> **What is asked**: Rewrite every row below, changing "sender-name" to "display-name" each time it occurs and keeping everything else unchanged.

*** Records supplied ***

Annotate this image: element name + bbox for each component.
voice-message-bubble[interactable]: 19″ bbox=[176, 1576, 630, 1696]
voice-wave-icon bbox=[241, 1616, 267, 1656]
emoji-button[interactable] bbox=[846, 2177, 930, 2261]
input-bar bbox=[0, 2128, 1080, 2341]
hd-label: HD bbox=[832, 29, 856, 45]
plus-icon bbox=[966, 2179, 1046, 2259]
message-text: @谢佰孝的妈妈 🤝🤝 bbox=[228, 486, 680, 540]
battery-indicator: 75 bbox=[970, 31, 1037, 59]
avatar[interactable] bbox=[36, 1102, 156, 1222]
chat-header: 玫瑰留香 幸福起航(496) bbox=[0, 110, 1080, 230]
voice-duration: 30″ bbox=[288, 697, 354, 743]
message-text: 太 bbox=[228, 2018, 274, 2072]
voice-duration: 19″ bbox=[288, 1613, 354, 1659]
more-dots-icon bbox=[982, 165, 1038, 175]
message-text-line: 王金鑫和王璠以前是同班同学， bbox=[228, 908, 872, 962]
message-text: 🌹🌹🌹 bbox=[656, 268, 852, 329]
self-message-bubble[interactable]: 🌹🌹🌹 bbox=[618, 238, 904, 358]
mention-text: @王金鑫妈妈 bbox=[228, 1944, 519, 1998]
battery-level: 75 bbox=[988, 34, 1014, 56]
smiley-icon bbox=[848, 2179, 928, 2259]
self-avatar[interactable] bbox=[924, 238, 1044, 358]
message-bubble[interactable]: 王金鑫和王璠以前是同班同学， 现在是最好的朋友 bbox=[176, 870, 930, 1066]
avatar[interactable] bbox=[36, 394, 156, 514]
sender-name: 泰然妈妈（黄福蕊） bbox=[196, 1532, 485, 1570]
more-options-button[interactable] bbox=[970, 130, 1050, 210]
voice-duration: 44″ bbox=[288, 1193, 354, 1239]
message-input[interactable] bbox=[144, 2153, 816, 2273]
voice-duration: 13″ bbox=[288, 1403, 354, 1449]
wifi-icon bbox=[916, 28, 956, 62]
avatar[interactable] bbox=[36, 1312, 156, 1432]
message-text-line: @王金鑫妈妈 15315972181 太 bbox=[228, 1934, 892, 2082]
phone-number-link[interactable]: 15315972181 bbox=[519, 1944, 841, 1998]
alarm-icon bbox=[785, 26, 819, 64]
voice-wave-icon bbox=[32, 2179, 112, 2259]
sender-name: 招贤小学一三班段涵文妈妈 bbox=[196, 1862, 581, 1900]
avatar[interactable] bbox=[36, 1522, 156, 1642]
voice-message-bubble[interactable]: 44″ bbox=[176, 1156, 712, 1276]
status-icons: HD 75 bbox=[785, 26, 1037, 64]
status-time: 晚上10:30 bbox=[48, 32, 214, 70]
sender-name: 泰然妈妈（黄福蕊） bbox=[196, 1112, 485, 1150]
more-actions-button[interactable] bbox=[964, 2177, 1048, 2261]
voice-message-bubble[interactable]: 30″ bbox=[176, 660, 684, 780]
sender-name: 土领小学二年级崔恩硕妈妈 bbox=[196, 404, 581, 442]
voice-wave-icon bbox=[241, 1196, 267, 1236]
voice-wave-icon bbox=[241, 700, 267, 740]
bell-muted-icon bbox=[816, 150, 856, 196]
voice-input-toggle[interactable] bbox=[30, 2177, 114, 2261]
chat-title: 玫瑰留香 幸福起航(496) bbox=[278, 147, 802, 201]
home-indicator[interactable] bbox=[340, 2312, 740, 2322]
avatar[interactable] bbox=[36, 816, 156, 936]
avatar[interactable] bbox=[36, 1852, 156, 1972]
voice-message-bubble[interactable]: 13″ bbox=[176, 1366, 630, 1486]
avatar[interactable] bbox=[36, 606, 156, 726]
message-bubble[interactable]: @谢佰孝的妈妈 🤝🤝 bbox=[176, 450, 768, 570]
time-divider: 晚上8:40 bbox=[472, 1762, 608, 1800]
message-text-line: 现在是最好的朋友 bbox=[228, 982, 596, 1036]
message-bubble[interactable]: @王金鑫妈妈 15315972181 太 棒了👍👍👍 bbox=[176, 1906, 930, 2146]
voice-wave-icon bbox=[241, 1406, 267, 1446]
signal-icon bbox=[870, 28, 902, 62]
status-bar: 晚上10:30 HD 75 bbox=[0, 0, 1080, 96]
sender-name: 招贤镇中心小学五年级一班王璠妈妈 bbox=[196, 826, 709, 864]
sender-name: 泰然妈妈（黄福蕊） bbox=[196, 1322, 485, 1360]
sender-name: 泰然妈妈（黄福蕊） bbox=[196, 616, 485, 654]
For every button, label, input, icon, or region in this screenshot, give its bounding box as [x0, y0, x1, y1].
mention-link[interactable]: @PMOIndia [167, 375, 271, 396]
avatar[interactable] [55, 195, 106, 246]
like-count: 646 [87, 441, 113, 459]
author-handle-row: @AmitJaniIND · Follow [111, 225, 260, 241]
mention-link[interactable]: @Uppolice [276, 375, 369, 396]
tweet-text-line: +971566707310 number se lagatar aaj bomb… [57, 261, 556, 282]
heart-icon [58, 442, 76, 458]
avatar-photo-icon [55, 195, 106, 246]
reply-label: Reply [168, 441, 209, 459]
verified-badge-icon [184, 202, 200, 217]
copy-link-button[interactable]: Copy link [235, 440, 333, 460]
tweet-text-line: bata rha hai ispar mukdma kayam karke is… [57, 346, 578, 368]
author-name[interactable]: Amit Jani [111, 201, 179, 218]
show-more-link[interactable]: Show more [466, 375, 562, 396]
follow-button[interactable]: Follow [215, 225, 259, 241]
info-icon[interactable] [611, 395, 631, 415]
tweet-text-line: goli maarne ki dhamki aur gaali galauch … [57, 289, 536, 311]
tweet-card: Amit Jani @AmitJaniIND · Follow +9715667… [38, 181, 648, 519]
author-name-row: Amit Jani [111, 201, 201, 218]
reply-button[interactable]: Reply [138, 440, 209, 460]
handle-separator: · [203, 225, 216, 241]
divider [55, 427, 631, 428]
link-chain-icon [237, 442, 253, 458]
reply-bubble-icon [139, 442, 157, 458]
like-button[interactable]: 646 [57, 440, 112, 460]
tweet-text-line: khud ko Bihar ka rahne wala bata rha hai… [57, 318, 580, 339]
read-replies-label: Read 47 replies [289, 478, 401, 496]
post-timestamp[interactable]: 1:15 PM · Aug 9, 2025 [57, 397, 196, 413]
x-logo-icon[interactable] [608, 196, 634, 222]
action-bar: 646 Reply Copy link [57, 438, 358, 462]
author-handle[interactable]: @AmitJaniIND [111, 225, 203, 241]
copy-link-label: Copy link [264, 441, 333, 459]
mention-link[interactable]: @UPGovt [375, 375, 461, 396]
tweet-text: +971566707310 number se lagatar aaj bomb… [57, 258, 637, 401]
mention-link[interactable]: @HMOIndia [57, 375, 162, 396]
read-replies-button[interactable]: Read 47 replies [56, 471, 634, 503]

***

> **Final result**:
Annotate this image: element name + bbox for each component.
voice-message-bubble[interactable]: 19″ bbox=[176, 1576, 630, 1696]
voice-wave-icon bbox=[241, 1616, 267, 1656]
emoji-button[interactable] bbox=[846, 2177, 930, 2261]
input-bar bbox=[0, 2128, 1080, 2341]
hd-label: HD bbox=[832, 29, 856, 45]
plus-icon bbox=[966, 2179, 1046, 2259]
message-text: @谢佰孝的妈妈 🤝🤝 bbox=[228, 486, 680, 540]
battery-indicator: 75 bbox=[970, 31, 1037, 59]
avatar[interactable] bbox=[36, 1102, 156, 1222]
chat-header: 玫瑰留香 幸福起航(496) bbox=[0, 110, 1080, 230]
voice-duration: 30″ bbox=[288, 697, 354, 743]
message-text: 太 bbox=[228, 2018, 274, 2072]
voice-duration: 19″ bbox=[288, 1613, 354, 1659]
more-dots-icon bbox=[982, 165, 1038, 175]
message-text-line: 王金鑫和王璠以前是同班同学， bbox=[228, 908, 872, 962]
message-text: 🌹🌹🌹 bbox=[656, 268, 852, 329]
self-message-bubble[interactable]: 🌹🌹🌹 bbox=[618, 238, 904, 358]
mention-text: @王金鑫妈妈 bbox=[228, 1944, 519, 1998]
battery-level: 75 bbox=[988, 34, 1014, 56]
smiley-icon bbox=[848, 2179, 928, 2259]
self-avatar[interactable] bbox=[924, 238, 1044, 358]
message-bubble[interactable]: 王金鑫和王璠以前是同班同学， 现在是最好的朋友 bbox=[176, 870, 930, 1066]
avatar[interactable] bbox=[36, 394, 156, 514]
display-name: 泰然妈妈（黄福蕊） bbox=[196, 1532, 485, 1570]
more-options-button[interactable] bbox=[970, 130, 1050, 210]
voice-duration: 44″ bbox=[288, 1193, 354, 1239]
message-input[interactable] bbox=[144, 2153, 816, 2273]
voice-duration: 13″ bbox=[288, 1403, 354, 1449]
wifi-icon bbox=[916, 28, 956, 62]
avatar[interactable] bbox=[36, 1312, 156, 1432]
message-text-line: @王金鑫妈妈 15315972181 太 bbox=[228, 1934, 892, 2082]
phone-number-link[interactable]: 15315972181 bbox=[519, 1944, 841, 1998]
alarm-icon bbox=[785, 26, 819, 64]
voice-wave-icon bbox=[32, 2179, 112, 2259]
display-name: 招贤小学一三班段涵文妈妈 bbox=[196, 1862, 581, 1900]
avatar[interactable] bbox=[36, 1522, 156, 1642]
voice-message-bubble[interactable]: 44″ bbox=[176, 1156, 712, 1276]
status-icons: HD 75 bbox=[785, 26, 1037, 64]
status-time: 晚上10:30 bbox=[48, 32, 214, 70]
display-name: 泰然妈妈（黄福蕊） bbox=[196, 1112, 485, 1150]
more-actions-button[interactable] bbox=[964, 2177, 1048, 2261]
voice-message-bubble[interactable]: 30″ bbox=[176, 660, 684, 780]
display-name: 土领小学二年级崔恩硕妈妈 bbox=[196, 404, 581, 442]
voice-wave-icon bbox=[241, 1196, 267, 1236]
voice-wave-icon bbox=[241, 700, 267, 740]
bell-muted-icon bbox=[816, 150, 856, 196]
voice-input-toggle[interactable] bbox=[30, 2177, 114, 2261]
chat-title: 玫瑰留香 幸福起航(496) bbox=[278, 147, 802, 201]
home-indicator[interactable] bbox=[340, 2312, 740, 2322]
avatar[interactable] bbox=[36, 816, 156, 936]
avatar[interactable] bbox=[36, 1852, 156, 1972]
voice-message-bubble[interactable]: 13″ bbox=[176, 1366, 630, 1486]
avatar[interactable] bbox=[36, 606, 156, 726]
message-bubble[interactable]: @谢佰孝的妈妈 🤝🤝 bbox=[176, 450, 768, 570]
time-divider: 晚上8:40 bbox=[472, 1762, 608, 1800]
message-text-line: 现在是最好的朋友 bbox=[228, 982, 596, 1036]
message-bubble[interactable]: @王金鑫妈妈 15315972181 太 棒了👍👍👍 bbox=[176, 1906, 930, 2146]
voice-wave-icon bbox=[241, 1406, 267, 1446]
signal-icon bbox=[870, 28, 902, 62]
status-bar: 晚上10:30 HD 75 bbox=[0, 0, 1080, 96]
display-name: 招贤镇中心小学五年级一班王璠妈妈 bbox=[196, 826, 709, 864]
display-name: 泰然妈妈（黄福蕊） bbox=[196, 1322, 485, 1360]
display-name: 泰然妈妈（黄福蕊） bbox=[196, 616, 485, 654]
For every button, label, input, icon, or region in this screenshot, give its bounding box as [x0, y0, x1, y1].
mention-link[interactable]: @PMOIndia [167, 375, 271, 396]
avatar[interactable] [55, 195, 106, 246]
like-count: 646 [87, 441, 113, 459]
author-handle-row: @AmitJaniIND · Follow [111, 225, 260, 241]
mention-link[interactable]: @Uppolice [276, 375, 369, 396]
tweet-text-line: +971566707310 number se lagatar aaj bomb… [57, 261, 556, 282]
heart-icon [58, 442, 76, 458]
avatar-photo-icon [55, 195, 106, 246]
reply-label: Reply [168, 441, 209, 459]
verified-badge-icon [184, 202, 200, 217]
copy-link-button[interactable]: Copy link [235, 440, 333, 460]
tweet-text-line: bata rha hai ispar mukdma kayam karke is… [57, 346, 578, 368]
author-name[interactable]: Amit Jani [111, 201, 179, 218]
show-more-link[interactable]: Show more [466, 375, 562, 396]
follow-button[interactable]: Follow [215, 225, 259, 241]
info-icon[interactable] [611, 395, 631, 415]
tweet-text-line: goli maarne ki dhamki aur gaali galauch … [57, 289, 536, 311]
tweet-card: Amit Jani @AmitJaniIND · Follow +9715667… [38, 181, 648, 519]
author-name-row: Amit Jani [111, 201, 201, 218]
reply-button[interactable]: Reply [138, 440, 209, 460]
handle-separator: · [203, 225, 216, 241]
divider [55, 427, 631, 428]
link-chain-icon [237, 442, 253, 458]
reply-bubble-icon [139, 442, 157, 458]
like-button[interactable]: 646 [57, 440, 112, 460]
tweet-text-line: khud ko Bihar ka rahne wala bata rha hai… [57, 318, 580, 339]
read-replies-label: Read 47 replies [289, 478, 401, 496]
post-timestamp[interactable]: 1:15 PM · Aug 9, 2025 [57, 397, 196, 413]
x-logo-icon[interactable] [608, 196, 634, 222]
action-bar: 646 Reply Copy link [57, 438, 358, 462]
author-handle[interactable]: @AmitJaniIND [111, 225, 203, 241]
copy-link-label: Copy link [264, 441, 333, 459]
mention-link[interactable]: @UPGovt [375, 375, 461, 396]
tweet-text: +971566707310 number se lagatar aaj bomb… [57, 258, 637, 401]
mention-link[interactable]: @HMOIndia [57, 375, 162, 396]
read-replies-button[interactable]: Read 47 replies [56, 471, 634, 503]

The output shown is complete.